Go through the entries and count the lines with the string "name" in them. Give only that number.

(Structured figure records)

━━━━━━━━━━━━━━━━

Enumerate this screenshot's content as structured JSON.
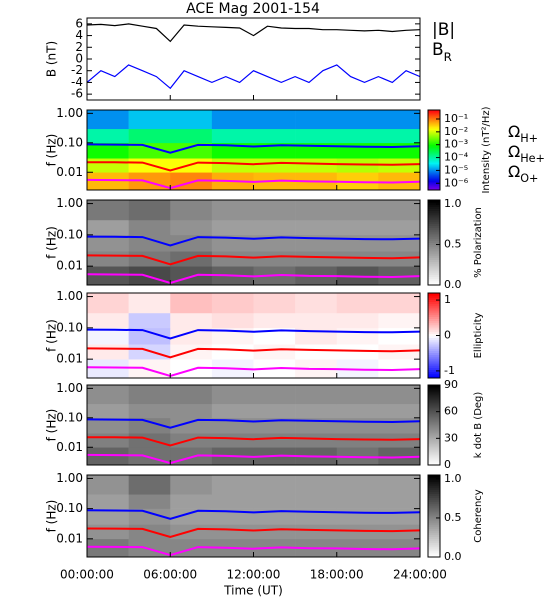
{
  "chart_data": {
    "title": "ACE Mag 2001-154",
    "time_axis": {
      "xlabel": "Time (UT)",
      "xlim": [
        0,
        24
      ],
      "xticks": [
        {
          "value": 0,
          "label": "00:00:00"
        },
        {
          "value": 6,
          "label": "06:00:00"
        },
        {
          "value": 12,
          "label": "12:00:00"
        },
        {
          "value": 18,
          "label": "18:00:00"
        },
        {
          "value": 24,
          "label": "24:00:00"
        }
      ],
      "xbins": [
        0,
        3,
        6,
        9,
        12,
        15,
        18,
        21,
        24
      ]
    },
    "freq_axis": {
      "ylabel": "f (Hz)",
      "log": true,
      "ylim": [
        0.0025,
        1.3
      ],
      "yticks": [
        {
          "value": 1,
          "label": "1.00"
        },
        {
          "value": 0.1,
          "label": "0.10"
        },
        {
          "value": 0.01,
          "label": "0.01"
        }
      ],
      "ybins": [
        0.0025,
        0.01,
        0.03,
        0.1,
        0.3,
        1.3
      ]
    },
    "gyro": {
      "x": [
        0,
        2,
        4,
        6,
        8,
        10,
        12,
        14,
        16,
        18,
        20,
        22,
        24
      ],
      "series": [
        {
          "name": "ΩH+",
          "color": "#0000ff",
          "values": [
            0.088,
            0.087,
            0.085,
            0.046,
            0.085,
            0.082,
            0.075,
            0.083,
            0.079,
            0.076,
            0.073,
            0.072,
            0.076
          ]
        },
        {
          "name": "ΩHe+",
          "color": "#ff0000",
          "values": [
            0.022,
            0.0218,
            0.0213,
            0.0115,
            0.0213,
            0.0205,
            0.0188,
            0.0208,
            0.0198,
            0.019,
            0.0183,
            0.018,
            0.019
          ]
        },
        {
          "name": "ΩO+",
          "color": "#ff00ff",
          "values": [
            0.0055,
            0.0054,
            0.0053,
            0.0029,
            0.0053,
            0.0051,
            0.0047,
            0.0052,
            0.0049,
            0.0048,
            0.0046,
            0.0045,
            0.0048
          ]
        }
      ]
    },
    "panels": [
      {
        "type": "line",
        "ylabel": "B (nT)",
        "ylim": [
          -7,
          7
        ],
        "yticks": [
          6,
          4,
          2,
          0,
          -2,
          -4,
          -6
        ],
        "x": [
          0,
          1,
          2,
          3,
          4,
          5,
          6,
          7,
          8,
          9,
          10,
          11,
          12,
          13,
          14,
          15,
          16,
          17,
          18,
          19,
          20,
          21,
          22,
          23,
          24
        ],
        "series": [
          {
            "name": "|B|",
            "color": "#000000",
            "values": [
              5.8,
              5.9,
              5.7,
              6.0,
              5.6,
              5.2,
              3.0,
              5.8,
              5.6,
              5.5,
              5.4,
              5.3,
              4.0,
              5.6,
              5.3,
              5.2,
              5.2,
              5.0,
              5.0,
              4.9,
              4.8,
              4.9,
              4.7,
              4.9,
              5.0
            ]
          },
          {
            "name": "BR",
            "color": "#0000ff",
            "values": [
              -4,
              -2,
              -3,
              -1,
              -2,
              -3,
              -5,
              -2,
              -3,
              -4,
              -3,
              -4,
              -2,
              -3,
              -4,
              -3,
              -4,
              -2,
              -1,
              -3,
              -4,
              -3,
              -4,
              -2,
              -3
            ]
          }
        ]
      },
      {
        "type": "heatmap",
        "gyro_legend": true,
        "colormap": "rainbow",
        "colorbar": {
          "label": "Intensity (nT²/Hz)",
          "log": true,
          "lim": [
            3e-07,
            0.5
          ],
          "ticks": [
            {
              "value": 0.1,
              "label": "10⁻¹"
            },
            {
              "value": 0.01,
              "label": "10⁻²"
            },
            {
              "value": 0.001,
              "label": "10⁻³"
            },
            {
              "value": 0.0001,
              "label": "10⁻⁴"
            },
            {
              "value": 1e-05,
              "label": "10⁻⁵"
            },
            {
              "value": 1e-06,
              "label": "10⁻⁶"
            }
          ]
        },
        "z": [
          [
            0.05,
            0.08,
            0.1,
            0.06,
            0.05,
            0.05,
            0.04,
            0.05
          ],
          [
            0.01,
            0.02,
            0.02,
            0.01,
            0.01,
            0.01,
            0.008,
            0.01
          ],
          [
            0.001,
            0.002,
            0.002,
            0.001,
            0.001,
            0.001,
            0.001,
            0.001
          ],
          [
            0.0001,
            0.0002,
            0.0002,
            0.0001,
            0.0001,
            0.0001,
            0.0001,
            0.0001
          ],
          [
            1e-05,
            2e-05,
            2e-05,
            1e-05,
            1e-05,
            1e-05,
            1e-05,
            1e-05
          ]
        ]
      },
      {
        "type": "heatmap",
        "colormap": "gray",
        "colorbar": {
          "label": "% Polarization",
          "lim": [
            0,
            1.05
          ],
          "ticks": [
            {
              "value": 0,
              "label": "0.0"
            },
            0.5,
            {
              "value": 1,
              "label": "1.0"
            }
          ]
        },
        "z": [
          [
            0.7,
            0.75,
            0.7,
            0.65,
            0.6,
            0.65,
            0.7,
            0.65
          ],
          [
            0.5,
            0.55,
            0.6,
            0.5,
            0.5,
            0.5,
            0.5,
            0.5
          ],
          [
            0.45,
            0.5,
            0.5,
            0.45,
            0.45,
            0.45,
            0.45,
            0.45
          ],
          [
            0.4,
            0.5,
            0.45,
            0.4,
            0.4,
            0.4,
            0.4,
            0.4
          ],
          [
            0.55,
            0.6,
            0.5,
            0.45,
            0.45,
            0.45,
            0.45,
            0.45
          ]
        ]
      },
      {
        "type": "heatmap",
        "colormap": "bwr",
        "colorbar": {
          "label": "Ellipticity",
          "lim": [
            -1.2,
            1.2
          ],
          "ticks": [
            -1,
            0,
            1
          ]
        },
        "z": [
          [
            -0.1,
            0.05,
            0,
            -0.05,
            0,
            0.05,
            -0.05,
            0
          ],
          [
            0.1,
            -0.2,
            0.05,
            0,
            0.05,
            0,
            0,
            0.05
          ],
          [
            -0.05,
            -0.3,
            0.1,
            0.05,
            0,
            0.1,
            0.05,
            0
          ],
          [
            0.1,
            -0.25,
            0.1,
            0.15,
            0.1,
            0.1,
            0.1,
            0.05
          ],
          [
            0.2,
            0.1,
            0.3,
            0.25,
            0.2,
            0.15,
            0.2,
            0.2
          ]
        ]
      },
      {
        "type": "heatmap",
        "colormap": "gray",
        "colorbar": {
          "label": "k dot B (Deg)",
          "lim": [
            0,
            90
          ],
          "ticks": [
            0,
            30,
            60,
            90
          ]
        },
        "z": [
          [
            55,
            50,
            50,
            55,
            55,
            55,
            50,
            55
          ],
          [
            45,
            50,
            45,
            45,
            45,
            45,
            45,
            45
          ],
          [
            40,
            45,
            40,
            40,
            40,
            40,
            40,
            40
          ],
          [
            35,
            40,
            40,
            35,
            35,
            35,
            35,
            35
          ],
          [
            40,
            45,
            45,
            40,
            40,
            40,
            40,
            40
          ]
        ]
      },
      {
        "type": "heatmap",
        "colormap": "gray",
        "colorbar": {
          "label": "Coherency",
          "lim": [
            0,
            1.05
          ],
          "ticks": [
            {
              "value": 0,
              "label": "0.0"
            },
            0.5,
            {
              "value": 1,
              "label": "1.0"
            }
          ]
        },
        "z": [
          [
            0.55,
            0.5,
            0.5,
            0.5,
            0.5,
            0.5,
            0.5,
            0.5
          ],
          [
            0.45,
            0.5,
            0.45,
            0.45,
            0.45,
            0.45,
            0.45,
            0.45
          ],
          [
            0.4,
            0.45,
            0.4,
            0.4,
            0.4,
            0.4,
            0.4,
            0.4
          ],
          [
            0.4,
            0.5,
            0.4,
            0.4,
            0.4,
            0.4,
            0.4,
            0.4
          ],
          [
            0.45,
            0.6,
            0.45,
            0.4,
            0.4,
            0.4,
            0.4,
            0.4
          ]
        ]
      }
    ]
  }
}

━━━━━━━━━━━━━━━━

*Result*
5